— begin Page —

[time-nuts] HP106B crystal oscillator

Bob Camp lists at rtty.us
Thu Mar 17 17:21:00 EDT 2011


Hi

Manson started out in Connecticut and then was bought out by Halicrafters. A
number of people at Manson decided that they didn't want to make the move to
Chicago after the buy out. The pre-move and post move Manson stuff was done
very differently, since it was done by a completely different bunch of
folks. 

Bob

-----Original Message-----
From: time-nuts-bounces at febo.com [mailto:time-nuts-bounces at febo.com] On
Behalf Of John Ackermann N8UR
Sent: Thursday, March 17, 2011 4:23 PM
To: Discussion of precise time and frequency measurement
Cc: David Olean K1WHS
Subject: Re: [time-nuts] HP106B crystal oscillator

Dave, I haven't seen an actual Manson standard, but I do recall that one 
was listed in an ancient Tucker catalog (from the early 80s).  I'm just 
now unpacking my library after our move, and should soon uncover that 
catalog if I still have it.  Let me know if you'd like me to scan the 
Manson info for you -- it's only a picture and a few words, plus 
Tucker's used price.

— end Page —
— begin Provided data —

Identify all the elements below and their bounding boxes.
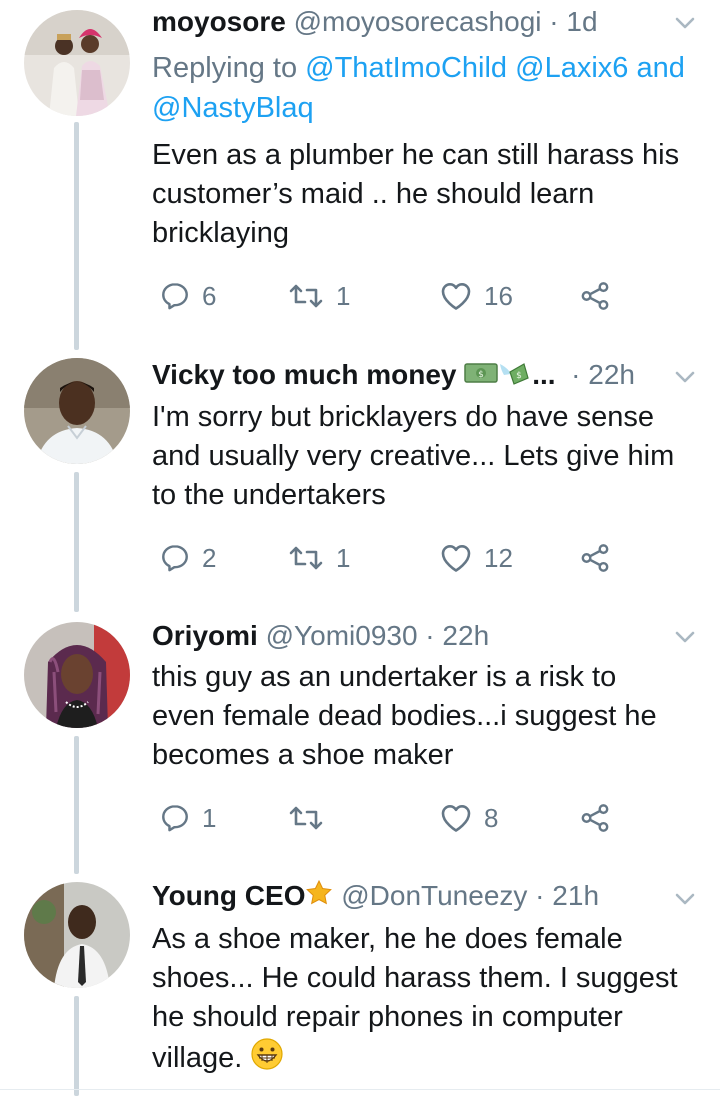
avatar[interactable] <box>24 358 130 464</box>
retweet-button[interactable]: 1 <box>288 538 350 578</box>
share-button[interactable] <box>580 276 610 316</box>
user-handle[interactable]: @Yomi0930 <box>266 620 418 651</box>
replying-to: Replying to @ThatImoChild @Laxix6 and @N… <box>152 52 685 124</box>
display-name[interactable]: Vicky too much money <box>152 359 456 390</box>
chevron-down-icon[interactable] <box>670 884 700 914</box>
user-handle[interactable]: @moyosorecashogi <box>294 6 542 37</box>
share-icon <box>580 802 610 834</box>
tweet-moyosore[interactable]: moyosore @moyosorecashogi · 1d Replying … <box>0 0 720 350</box>
retweet-count: 1 <box>336 542 351 573</box>
thread-line <box>74 122 79 350</box>
timestamp[interactable]: 21h <box>552 880 599 911</box>
tweet-header: Young CEO @DonTuneezy · 21h <box>152 876 599 918</box>
young-man-portrait-icon <box>24 882 130 988</box>
timestamp[interactable]: 1d <box>566 6 597 37</box>
svg-text:$: $ <box>516 371 522 381</box>
name-truncation: ... <box>532 359 556 390</box>
retweet-count: 1 <box>336 280 351 311</box>
tweet-vicky[interactable]: Vicky too much money $ $ ... · 22h I'm s… <box>0 350 720 612</box>
retweet-button[interactable] <box>288 798 336 838</box>
reply-button[interactable]: 6 <box>160 276 216 316</box>
tweet-young-ceo[interactable]: Young CEO @DonTuneezy · 21h As a shoe ma… <box>0 874 720 1101</box>
like-count: 8 <box>484 802 499 833</box>
star-icon <box>305 878 333 918</box>
share-button[interactable] <box>580 538 610 578</box>
heart-icon <box>440 542 472 574</box>
tweet-text: As a shoe maker, he he does female shoes… <box>152 920 702 1082</box>
woman-portrait-icon <box>24 622 130 728</box>
thread-line <box>74 472 79 612</box>
reply-icon <box>160 803 190 833</box>
tweet-header: Vicky too much money $ $ ... · 22h <box>152 355 635 397</box>
mention-link[interactable]: @NastyBlaq <box>152 92 314 124</box>
retweet-icon <box>288 802 324 834</box>
display-name[interactable]: moyosore <box>152 6 286 37</box>
tweet-header: moyosore @moyosorecashogi · 1d <box>152 6 598 37</box>
like-button[interactable]: 12 <box>440 538 513 578</box>
tweet-actions: 1 8 <box>152 798 672 838</box>
timestamp[interactable]: 22h <box>588 359 635 390</box>
svg-text:$: $ <box>478 370 484 380</box>
tweet-text: Even as a plumber he can still harass hi… <box>152 139 680 249</box>
retweet-icon <box>288 542 324 574</box>
grinning-face-icon <box>250 1037 284 1082</box>
reply-count: 6 <box>202 280 217 311</box>
display-name[interactable]: Young CEO <box>152 880 305 911</box>
avatar[interactable] <box>24 10 130 116</box>
thread-line <box>74 996 79 1096</box>
like-count: 16 <box>484 280 513 311</box>
retweet-icon <box>288 280 324 312</box>
reply-count: 2 <box>202 542 217 573</box>
chevron-down-icon[interactable] <box>670 8 700 38</box>
reply-icon <box>160 543 190 573</box>
reply-count: 1 <box>202 802 217 833</box>
reply-button[interactable]: 2 <box>160 538 216 578</box>
chevron-down-icon[interactable] <box>670 622 700 652</box>
thread-line <box>74 736 79 874</box>
avatar[interactable] <box>24 622 130 728</box>
share-icon <box>580 280 610 312</box>
mention-link[interactable]: @Laxix6 <box>515 52 628 84</box>
timestamp[interactable]: 22h <box>442 620 489 651</box>
reply-icon <box>160 281 190 311</box>
money-bag-with-wings-icon: $ <box>498 357 532 397</box>
like-count: 12 <box>484 542 513 573</box>
like-button[interactable]: 16 <box>440 276 513 316</box>
tweet-header: Oriyomi @Yomi0930 · 22h <box>152 620 490 651</box>
tweet-actions: 2 1 12 <box>152 538 672 578</box>
like-button[interactable]: 8 <box>440 798 498 838</box>
money-bills-icon: $ <box>464 357 498 397</box>
couple-photo-icon <box>24 10 130 116</box>
avatar[interactable] <box>24 882 130 988</box>
tweet-oriyomi[interactable]: Oriyomi @Yomi0930 · 22h this guy as an u… <box>0 612 720 874</box>
heart-icon <box>440 280 472 312</box>
tweet-text: this guy as an undertaker is a risk to e… <box>152 661 657 771</box>
man-portrait-icon <box>24 358 130 464</box>
reply-button[interactable]: 1 <box>160 798 216 838</box>
heart-icon <box>440 802 472 834</box>
display-name[interactable]: Oriyomi <box>152 620 258 651</box>
divider <box>0 1089 720 1090</box>
chevron-down-icon[interactable] <box>670 362 700 392</box>
mention-link[interactable]: @ThatImoChild <box>305 52 507 84</box>
share-button[interactable] <box>580 798 610 838</box>
tweet-text: I'm sorry but bricklayers do have sense … <box>152 401 675 511</box>
share-icon <box>580 542 610 574</box>
retweet-button[interactable]: 1 <box>288 276 350 316</box>
user-handle[interactable]: @DonTuneezy <box>341 880 527 911</box>
tweet-actions: 6 1 16 <box>152 276 672 316</box>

— end Provided data —

Reproduce the entire mailing-list message about the HP106B crystal oscillator word for word. None of these rows have any bearing on what is asked.

Task output:
[time-nuts] HP106B crystal oscillator

Bob Camp lists at rtty.us
Thu Mar 17 17:21:00 EDT 2011


Hi

Manson started out in Connecticut and then was bought out by Halicrafters. A
number of people at Manson decided that they didn't want to make the move to
Chicago after the buy out. The pre-move and post move Manson stuff was done
very differently, since it was done by a completely different bunch of
folks. 

Bob

-----Original Message-----
From: time-nuts-bounces at febo.com [mailto:time-nuts-bounces at febo.com] On
Behalf Of John Ackermann N8UR
Sent: Thursday, March 17, 2011 4:23 PM
To: Discussion of precise time and frequency measurement
Cc: David Olean K1WHS
Subject: Re: [time-nuts] HP106B crystal oscillator

Dave, I haven't seen an actual Manson standard, but I do recall that one 
was listed in an ancient Tucker catalog (from the early 80s).  I'm just 
now unpacking my library after our move, and should soon uncover that 
catalog if I still have it.  Let me know if you'd like me to scan the 
Manson info for you -- it's only a picture and a few words, plus 
Tucker's used price.